- Exercise directions: Below are records. Copy every line with "name" in it.

- Records supplied:

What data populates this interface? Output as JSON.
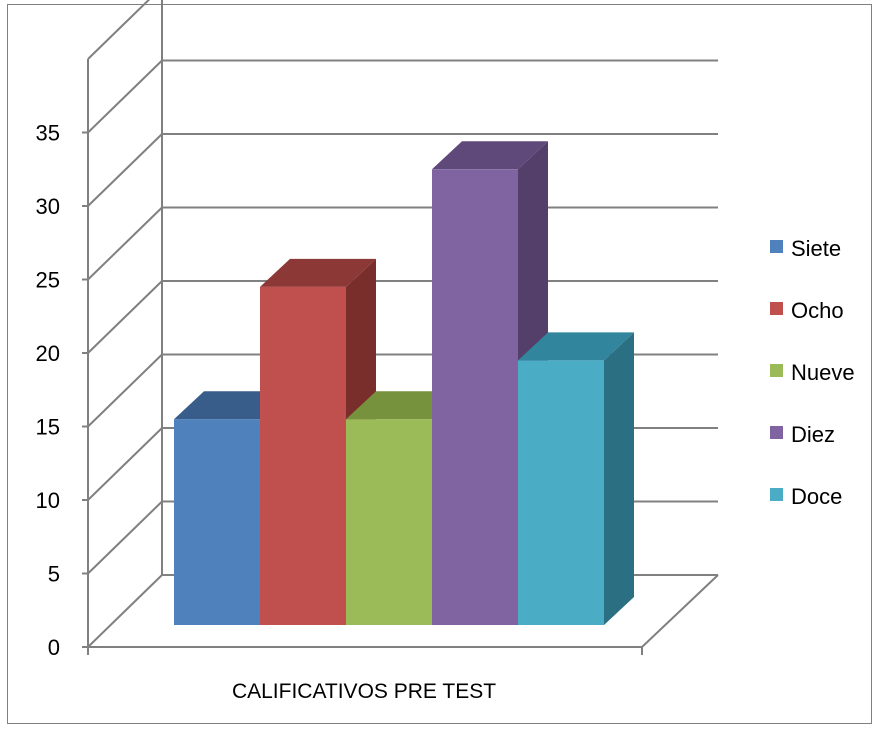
{
  "chart_data": {
    "type": "bar",
    "style": "3d-clustered-column",
    "categories": [
      "CALIFICATIVOS PRE TEST"
    ],
    "series": [
      {
        "name": "Siete",
        "values": [
          14
        ],
        "color": "#4F81BD",
        "top_color": "#385D8A",
        "side_color": "#2F4E74"
      },
      {
        "name": "Ocho",
        "values": [
          23
        ],
        "color": "#C0504D",
        "top_color": "#8C3836",
        "side_color": "#7A2E2C"
      },
      {
        "name": "Nueve",
        "values": [
          14
        ],
        "color": "#9BBB59",
        "top_color": "#76923C",
        "side_color": "#66803A"
      },
      {
        "name": "Diez",
        "values": [
          31
        ],
        "color": "#8064A2",
        "top_color": "#5F497A",
        "side_color": "#533F6A"
      },
      {
        "name": "Doce",
        "values": [
          18
        ],
        "color": "#4BACC6",
        "top_color": "#31859C",
        "side_color": "#2A6F82"
      }
    ],
    "y_ticks": [
      "0",
      "5",
      "10",
      "15",
      "20",
      "25",
      "30",
      "35"
    ],
    "ylim": [
      0,
      35
    ],
    "grid": true,
    "legend_position": "right",
    "title": "",
    "xlabel": "",
    "ylabel": ""
  }
}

- Answer to this exercise:
        "name": "Siete",
        "name": "Ocho",
        "name": "Nueve",
        "name": "Diez",
        "name": "Doce",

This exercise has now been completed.